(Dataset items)
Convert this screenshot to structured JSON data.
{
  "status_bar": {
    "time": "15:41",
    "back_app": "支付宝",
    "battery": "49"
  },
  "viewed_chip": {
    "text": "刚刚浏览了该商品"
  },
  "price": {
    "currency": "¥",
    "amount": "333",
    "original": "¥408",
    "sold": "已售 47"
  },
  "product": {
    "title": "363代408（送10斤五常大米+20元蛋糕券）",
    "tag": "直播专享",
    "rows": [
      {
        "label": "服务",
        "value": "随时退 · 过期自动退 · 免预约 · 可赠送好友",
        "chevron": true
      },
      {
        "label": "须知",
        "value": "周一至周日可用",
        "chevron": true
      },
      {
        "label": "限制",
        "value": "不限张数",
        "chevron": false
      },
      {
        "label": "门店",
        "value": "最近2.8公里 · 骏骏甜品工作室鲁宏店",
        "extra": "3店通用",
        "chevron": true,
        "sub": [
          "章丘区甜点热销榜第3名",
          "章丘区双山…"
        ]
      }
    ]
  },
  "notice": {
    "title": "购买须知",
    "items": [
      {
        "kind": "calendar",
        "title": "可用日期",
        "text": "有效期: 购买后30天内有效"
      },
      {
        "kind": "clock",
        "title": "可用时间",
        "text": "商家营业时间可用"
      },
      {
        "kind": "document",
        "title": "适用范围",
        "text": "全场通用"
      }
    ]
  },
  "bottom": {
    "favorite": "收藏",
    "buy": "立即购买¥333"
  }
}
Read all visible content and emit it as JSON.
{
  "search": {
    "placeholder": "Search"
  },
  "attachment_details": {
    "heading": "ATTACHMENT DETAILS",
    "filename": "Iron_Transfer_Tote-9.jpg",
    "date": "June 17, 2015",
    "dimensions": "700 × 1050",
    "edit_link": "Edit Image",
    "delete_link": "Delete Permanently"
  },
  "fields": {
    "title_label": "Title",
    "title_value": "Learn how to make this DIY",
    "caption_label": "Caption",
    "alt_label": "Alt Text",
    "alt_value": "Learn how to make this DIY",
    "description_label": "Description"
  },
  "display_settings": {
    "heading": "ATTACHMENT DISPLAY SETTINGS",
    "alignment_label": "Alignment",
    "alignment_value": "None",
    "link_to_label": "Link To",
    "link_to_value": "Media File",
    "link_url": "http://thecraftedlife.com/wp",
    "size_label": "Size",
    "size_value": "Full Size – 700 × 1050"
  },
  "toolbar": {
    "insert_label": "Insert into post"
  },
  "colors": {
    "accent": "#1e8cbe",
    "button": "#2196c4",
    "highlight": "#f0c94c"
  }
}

◆ PROBLEM REQUIREMENTS ◆
Pull out every line holding "Size" from the records above, and copy it.

◆ EXERCISE OUTPUT ◆
    "size_label": "Size",
    "size_value": "Full Size – 700 × 1050"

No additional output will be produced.